Render the following material again verbatim, leaving nothing out.
____
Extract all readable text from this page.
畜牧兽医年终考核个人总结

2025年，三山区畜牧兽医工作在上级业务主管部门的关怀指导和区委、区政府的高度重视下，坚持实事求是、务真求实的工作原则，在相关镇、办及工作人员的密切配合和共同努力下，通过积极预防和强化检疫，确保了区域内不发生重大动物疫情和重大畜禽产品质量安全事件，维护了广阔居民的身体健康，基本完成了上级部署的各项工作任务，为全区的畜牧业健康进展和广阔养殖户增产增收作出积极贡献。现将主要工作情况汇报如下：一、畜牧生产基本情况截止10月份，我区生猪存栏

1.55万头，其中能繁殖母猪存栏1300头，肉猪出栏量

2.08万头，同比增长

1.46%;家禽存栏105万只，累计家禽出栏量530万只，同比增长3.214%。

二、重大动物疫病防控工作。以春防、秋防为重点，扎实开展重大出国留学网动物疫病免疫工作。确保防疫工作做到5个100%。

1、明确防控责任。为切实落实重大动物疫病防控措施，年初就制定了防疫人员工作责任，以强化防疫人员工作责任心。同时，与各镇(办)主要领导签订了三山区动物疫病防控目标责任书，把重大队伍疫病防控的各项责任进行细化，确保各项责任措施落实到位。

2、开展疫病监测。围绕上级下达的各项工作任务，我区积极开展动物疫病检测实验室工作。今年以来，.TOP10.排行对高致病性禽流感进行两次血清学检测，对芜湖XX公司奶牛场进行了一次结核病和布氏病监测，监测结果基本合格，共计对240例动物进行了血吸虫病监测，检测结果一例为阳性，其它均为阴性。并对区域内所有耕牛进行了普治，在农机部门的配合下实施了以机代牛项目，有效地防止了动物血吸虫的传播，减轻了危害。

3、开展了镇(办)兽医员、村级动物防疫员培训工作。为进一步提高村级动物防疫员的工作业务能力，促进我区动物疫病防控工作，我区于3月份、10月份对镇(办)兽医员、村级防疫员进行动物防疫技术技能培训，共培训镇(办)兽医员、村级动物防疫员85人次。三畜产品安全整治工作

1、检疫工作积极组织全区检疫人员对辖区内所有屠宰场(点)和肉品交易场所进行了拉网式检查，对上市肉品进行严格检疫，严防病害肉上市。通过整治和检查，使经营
____
> **Solution to this exercise**
Extract all readable text from this page.
畜牧兽医年终考核个人总结

2025年，三山区畜牧兽医工作在上级业务主管部门的关怀指导和区委、区政府的高度重视下，坚持实事求是、务真求实的工作原则，在相关镇、办及工作人员的密切配合和共同努力下，通过积极预防和强化检疫，确保了区域内不发生重大动物疫情和重大畜禽产品质量安全事件，维护了广阔居民的身体健康，基本完成了上级部署的各项工作任务，为全区的畜牧业健康进展和广阔养殖户增产增收作出积极贡献。现将主要工作情况汇报如下：一、畜牧生产基本情况截止10月份，我区生猪存栏

1.55万头，其中能繁殖母猪存栏1300头，肉猪出栏量

2.08万头，同比增长

1.46%;家禽存栏105万只，累计家禽出栏量530万只，同比增长3.214%。

二、重大动物疫病防控工作。以春防、秋防为重点，扎实开展重大出国留学网动物疫病免疫工作。确保防疫工作做到5个100%。

1、明确防控责任。为切实落实重大动物疫病防控措施，年初就制定了防疫人员工作责任，以强化防疫人员工作责任心。同时，与各镇(办)主要领导签订了三山区动物疫病防控目标责任书，把重大队伍疫病防控的各项责任进行细化，确保各项责任措施落实到位。

2、开展疫病监测。围绕上级下达的各项工作任务，我区积极开展动物疫病检测实验室工作。今年以来，.TOP10.排行对高致病性禽流感进行两次血清学检测，对芜湖XX公司奶牛场进行了一次结核病和布氏病监测，监测结果基本合格，共计对240例动物进行了血吸虫病监测，检测结果一例为阳性，其它均为阴性。并对区域内所有耕牛进行了普治，在农机部门的配合下实施了以机代牛项目，有效地防止了动物血吸虫的传播，减轻了危害。

3、开展了镇(办)兽医员、村级动物防疫员培训工作。为进一步提高村级动物防疫员的工作业务能力，促进我区动物疫病防控工作，我区于3月份、10月份对镇(办)兽医员、村级防疫员进行动物防疫技术技能培训，共培训镇(办)兽医员、村级动物防疫员85人次。三畜产品安全整治工作

1、检疫工作积极组织全区检疫人员对辖区内所有屠宰场(点)和肉品交易场所进行了拉网式检查，对上市肉品进行严格检疫，严防病害肉上市。通过整治和检查，使经营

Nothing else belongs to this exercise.